### [RECORDS SUPPLIED]

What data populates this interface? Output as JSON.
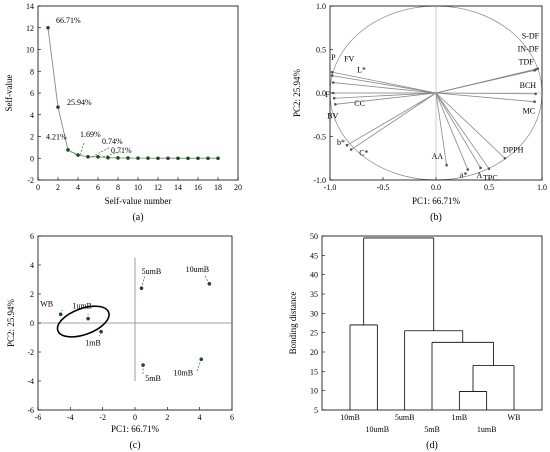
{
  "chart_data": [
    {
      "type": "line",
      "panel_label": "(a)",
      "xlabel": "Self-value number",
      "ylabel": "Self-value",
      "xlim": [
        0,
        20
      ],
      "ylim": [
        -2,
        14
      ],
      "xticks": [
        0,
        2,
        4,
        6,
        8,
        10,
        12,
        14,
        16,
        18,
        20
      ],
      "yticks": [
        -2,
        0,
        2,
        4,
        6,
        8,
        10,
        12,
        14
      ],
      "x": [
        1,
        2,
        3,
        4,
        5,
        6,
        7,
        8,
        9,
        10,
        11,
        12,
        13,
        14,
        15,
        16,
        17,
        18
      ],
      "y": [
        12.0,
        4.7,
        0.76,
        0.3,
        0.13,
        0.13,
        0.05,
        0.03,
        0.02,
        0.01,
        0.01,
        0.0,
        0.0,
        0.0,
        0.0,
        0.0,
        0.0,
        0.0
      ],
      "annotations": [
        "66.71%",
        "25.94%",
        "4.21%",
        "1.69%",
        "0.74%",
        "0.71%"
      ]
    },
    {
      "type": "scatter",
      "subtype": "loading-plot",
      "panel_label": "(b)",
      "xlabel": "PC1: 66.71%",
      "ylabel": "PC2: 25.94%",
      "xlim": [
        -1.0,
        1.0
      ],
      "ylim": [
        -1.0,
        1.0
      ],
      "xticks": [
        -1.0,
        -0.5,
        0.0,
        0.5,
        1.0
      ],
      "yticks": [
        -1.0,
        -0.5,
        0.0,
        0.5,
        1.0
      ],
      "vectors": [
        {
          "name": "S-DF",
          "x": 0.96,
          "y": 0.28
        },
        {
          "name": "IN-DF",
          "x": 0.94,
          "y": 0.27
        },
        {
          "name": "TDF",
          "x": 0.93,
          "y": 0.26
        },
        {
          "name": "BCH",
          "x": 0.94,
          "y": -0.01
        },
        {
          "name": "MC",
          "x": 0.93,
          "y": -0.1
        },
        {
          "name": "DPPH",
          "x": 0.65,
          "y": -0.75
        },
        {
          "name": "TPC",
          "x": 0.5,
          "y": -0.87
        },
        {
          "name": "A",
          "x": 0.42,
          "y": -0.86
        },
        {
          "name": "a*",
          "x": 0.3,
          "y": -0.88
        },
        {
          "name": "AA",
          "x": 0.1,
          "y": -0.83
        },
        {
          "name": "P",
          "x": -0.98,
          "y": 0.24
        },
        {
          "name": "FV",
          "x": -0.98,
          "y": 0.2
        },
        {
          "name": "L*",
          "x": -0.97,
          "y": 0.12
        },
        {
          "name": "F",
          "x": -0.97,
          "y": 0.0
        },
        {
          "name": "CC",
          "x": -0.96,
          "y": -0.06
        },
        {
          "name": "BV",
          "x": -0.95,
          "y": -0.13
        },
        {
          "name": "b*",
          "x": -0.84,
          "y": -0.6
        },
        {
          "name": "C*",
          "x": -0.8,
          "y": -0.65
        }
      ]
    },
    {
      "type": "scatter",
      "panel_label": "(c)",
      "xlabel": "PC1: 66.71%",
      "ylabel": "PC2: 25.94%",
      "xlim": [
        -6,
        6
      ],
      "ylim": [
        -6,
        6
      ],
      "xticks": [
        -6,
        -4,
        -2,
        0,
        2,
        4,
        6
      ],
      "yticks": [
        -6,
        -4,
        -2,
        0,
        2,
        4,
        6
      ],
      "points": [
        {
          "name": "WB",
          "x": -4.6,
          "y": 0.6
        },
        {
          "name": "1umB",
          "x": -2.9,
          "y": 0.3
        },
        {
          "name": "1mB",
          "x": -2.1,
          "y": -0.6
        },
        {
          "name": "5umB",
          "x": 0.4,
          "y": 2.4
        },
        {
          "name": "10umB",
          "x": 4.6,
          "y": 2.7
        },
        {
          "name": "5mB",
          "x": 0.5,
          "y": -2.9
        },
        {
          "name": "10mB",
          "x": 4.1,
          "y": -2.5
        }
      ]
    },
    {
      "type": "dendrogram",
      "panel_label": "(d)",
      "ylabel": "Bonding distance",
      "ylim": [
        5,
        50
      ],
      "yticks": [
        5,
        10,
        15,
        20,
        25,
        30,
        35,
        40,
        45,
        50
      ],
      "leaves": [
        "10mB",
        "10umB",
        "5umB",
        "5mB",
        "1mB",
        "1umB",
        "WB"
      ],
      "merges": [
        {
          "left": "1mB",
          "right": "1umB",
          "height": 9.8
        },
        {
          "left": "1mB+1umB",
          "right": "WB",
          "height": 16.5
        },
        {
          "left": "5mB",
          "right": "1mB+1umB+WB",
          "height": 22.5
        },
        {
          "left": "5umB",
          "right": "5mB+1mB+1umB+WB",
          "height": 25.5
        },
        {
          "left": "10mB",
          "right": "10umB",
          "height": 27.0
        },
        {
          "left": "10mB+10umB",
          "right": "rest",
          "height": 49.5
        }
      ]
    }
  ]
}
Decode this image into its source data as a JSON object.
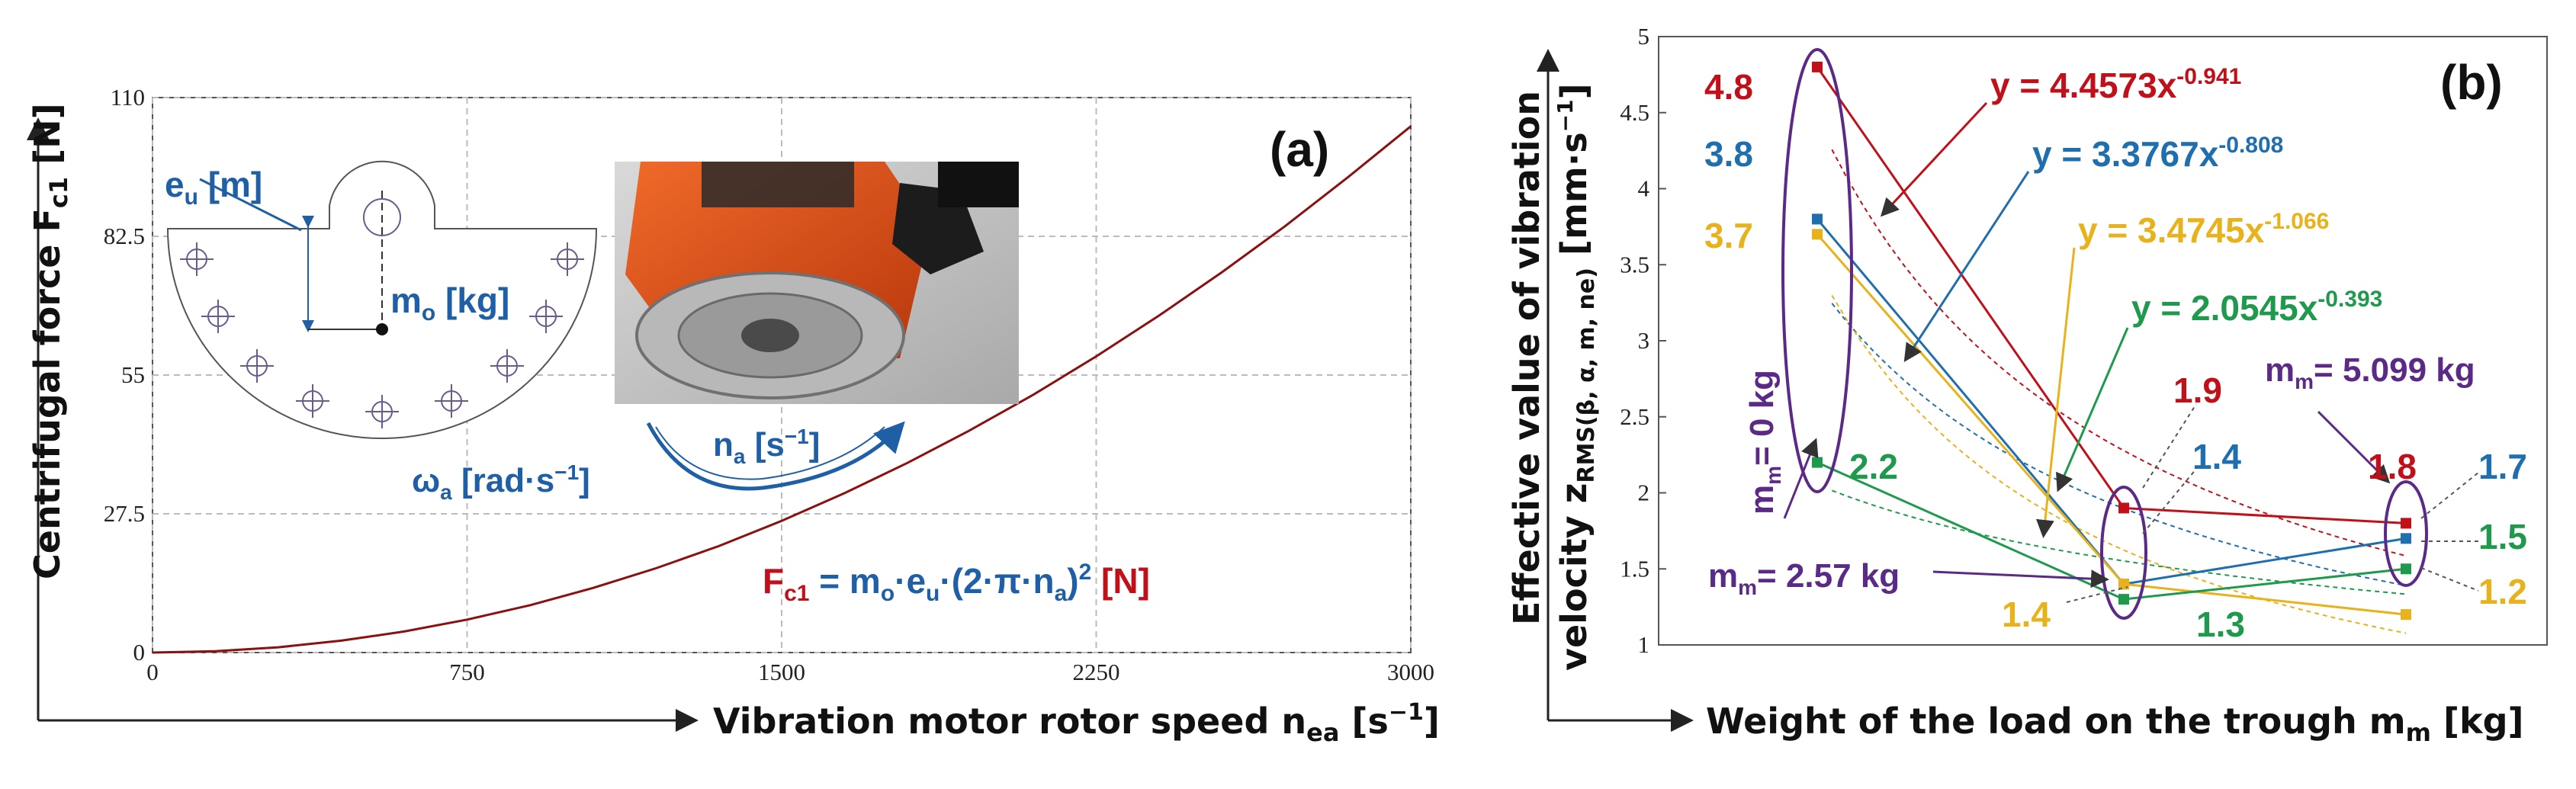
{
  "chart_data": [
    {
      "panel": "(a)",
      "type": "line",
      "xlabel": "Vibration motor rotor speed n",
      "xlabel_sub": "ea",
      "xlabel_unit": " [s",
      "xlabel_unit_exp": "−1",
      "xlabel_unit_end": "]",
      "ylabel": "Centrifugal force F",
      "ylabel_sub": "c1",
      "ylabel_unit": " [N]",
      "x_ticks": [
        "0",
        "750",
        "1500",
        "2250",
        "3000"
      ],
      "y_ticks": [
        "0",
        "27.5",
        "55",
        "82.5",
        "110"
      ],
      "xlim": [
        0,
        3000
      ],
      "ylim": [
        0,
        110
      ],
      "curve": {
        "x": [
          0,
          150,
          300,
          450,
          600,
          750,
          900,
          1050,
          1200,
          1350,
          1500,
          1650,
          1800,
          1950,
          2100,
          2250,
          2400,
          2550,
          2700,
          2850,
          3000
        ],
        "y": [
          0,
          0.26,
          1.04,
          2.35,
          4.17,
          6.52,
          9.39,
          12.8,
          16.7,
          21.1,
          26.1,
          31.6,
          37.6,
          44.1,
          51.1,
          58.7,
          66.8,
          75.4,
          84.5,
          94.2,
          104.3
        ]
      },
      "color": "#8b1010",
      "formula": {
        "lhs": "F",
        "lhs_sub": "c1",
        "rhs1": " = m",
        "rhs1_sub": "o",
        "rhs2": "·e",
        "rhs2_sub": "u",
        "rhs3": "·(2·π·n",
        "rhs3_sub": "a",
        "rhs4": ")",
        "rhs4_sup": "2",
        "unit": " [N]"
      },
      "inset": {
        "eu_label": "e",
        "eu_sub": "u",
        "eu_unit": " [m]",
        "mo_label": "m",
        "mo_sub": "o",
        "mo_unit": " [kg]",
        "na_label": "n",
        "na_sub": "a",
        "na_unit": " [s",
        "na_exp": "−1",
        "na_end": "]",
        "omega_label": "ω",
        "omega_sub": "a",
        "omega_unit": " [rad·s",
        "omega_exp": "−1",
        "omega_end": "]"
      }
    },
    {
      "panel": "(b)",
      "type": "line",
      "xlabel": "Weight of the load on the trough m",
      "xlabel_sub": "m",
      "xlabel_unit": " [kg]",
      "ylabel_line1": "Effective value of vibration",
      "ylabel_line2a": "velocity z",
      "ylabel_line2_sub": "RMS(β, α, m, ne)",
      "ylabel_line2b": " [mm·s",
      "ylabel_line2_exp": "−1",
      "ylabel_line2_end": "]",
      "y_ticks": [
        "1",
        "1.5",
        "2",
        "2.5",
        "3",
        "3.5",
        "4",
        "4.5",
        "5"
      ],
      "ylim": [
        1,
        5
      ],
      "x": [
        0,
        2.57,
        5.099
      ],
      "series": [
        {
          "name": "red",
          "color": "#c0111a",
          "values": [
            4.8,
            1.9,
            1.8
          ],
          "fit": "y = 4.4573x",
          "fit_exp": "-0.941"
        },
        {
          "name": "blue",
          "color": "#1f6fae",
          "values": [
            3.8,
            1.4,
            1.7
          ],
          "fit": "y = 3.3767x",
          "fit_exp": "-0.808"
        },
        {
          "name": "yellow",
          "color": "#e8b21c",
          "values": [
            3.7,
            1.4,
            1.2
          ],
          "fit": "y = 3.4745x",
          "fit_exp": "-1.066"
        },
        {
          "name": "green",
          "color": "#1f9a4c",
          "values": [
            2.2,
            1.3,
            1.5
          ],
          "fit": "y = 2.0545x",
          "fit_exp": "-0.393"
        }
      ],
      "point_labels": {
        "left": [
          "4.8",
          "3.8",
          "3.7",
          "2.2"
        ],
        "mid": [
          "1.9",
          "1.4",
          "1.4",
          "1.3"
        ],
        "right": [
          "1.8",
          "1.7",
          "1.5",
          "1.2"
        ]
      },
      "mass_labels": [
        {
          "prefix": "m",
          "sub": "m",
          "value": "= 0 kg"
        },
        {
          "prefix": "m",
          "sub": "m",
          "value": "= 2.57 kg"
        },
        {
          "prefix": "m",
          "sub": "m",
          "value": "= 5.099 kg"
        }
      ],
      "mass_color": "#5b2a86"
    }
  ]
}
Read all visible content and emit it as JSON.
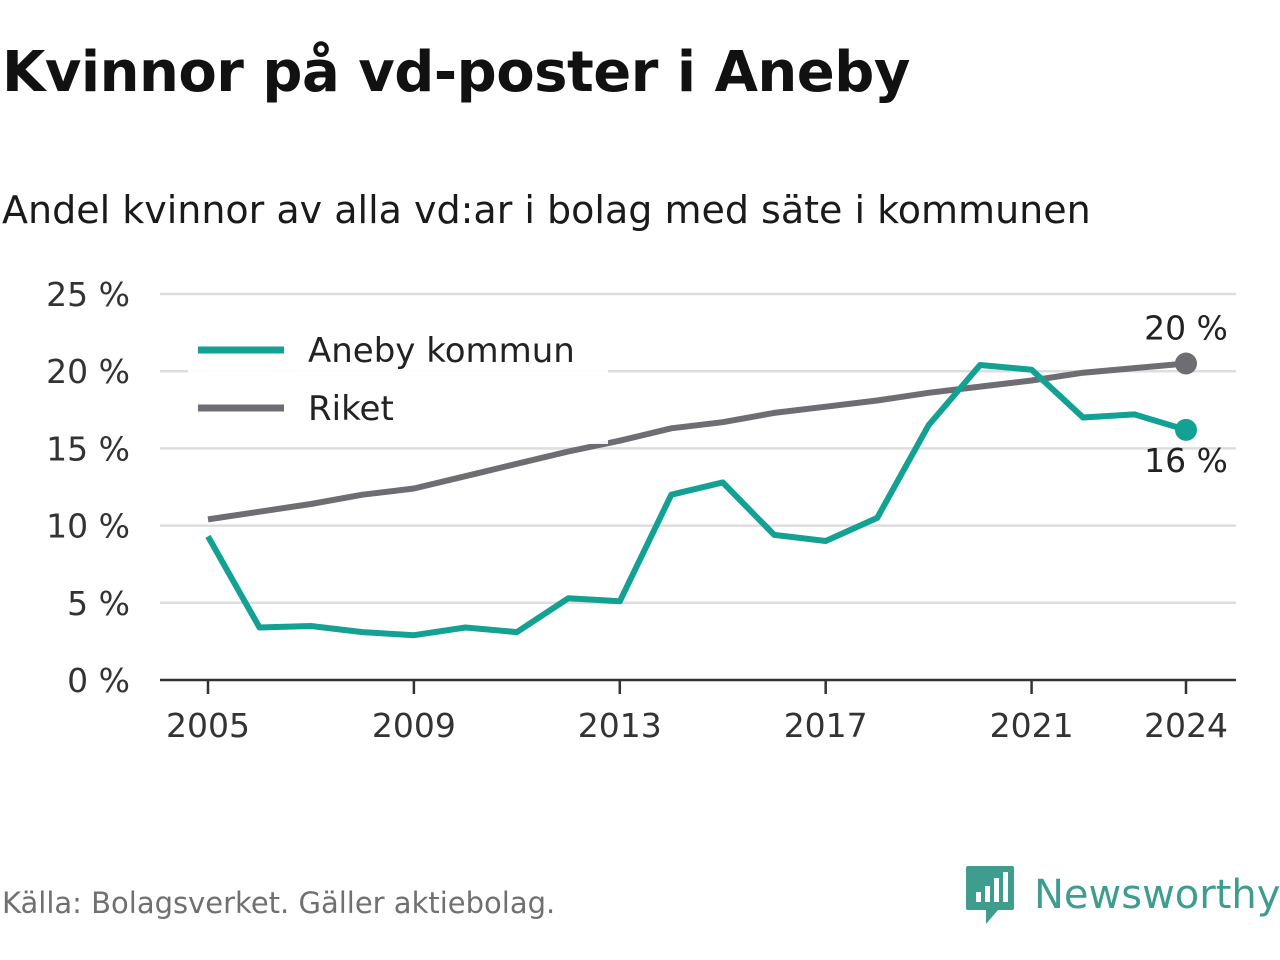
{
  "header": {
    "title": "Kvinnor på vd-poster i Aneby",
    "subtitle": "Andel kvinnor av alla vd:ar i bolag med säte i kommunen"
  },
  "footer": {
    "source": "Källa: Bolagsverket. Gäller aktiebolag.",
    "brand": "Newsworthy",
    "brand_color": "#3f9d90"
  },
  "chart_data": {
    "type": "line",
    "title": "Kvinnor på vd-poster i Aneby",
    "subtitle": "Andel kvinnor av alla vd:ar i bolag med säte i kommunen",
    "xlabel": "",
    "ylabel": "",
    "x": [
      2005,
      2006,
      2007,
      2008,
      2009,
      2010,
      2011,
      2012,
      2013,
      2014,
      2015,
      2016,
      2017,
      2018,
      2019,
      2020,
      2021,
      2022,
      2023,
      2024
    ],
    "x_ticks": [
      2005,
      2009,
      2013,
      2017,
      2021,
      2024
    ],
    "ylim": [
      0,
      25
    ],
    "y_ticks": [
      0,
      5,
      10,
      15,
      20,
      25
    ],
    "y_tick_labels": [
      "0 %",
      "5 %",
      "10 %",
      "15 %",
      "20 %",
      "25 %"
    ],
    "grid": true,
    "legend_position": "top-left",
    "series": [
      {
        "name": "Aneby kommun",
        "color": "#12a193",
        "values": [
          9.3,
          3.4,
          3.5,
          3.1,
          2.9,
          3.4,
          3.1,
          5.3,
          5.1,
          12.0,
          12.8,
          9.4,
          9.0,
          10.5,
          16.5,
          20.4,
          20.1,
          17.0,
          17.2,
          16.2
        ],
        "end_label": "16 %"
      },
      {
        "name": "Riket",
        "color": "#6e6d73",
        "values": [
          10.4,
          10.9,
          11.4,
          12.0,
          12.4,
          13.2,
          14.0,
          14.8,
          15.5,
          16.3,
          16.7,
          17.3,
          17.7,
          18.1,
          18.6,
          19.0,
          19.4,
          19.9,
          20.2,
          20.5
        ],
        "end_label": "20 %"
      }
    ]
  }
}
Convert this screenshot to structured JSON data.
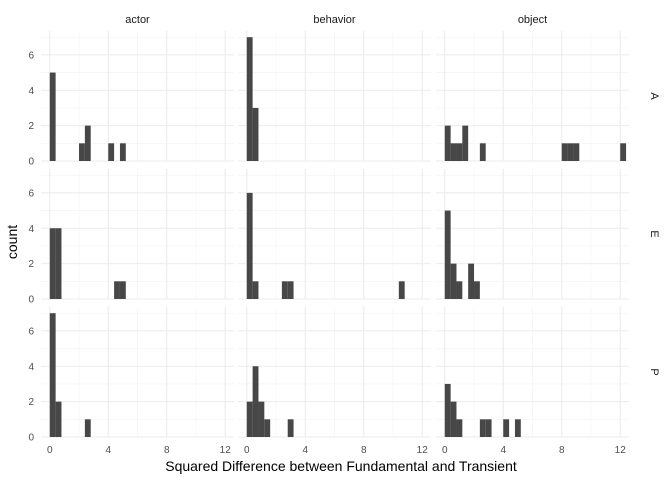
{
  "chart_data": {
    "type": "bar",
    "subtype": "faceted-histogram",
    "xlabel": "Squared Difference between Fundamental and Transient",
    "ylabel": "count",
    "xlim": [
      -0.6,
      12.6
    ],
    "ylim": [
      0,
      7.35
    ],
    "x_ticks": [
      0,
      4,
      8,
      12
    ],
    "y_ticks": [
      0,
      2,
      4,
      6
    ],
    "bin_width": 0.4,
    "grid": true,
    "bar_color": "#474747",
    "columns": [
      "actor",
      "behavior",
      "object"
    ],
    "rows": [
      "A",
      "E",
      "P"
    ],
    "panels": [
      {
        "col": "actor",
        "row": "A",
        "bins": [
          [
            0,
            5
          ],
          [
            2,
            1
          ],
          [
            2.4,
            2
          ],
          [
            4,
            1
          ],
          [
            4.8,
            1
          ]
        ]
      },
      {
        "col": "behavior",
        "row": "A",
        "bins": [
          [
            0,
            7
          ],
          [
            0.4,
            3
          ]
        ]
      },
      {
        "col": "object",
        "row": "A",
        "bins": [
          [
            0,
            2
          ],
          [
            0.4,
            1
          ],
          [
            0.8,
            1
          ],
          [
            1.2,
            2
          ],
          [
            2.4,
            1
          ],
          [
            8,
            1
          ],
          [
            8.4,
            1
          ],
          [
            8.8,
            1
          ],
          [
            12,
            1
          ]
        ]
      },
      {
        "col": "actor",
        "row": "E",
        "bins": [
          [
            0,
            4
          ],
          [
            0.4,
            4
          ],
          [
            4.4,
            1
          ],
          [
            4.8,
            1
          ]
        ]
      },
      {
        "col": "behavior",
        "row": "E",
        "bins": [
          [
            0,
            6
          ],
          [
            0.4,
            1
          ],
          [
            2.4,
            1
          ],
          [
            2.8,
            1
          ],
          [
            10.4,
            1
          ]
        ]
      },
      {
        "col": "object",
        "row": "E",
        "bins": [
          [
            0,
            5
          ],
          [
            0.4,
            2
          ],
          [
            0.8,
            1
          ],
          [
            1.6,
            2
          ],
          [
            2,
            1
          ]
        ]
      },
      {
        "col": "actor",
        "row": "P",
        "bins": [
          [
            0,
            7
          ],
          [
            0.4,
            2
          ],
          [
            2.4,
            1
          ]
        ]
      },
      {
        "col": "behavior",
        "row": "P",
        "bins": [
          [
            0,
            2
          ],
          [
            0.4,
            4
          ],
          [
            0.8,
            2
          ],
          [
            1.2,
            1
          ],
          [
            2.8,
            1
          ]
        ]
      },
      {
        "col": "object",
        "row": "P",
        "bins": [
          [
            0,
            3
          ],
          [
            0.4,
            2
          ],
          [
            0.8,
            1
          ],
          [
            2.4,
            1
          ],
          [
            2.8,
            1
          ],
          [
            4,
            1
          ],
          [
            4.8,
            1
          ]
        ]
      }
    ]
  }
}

### [TASK OBJECTIVE]
Report all lines of the data that include the word "right".

### [ANSWER TO THIS TASK]
          "right": "1umB",
          "right": "WB",
          "right": "1mB+1umB+WB",
          "right": "5mB+1mB+1umB+WB",
          "right": "10umB",
          "right": "rest",
        "right": [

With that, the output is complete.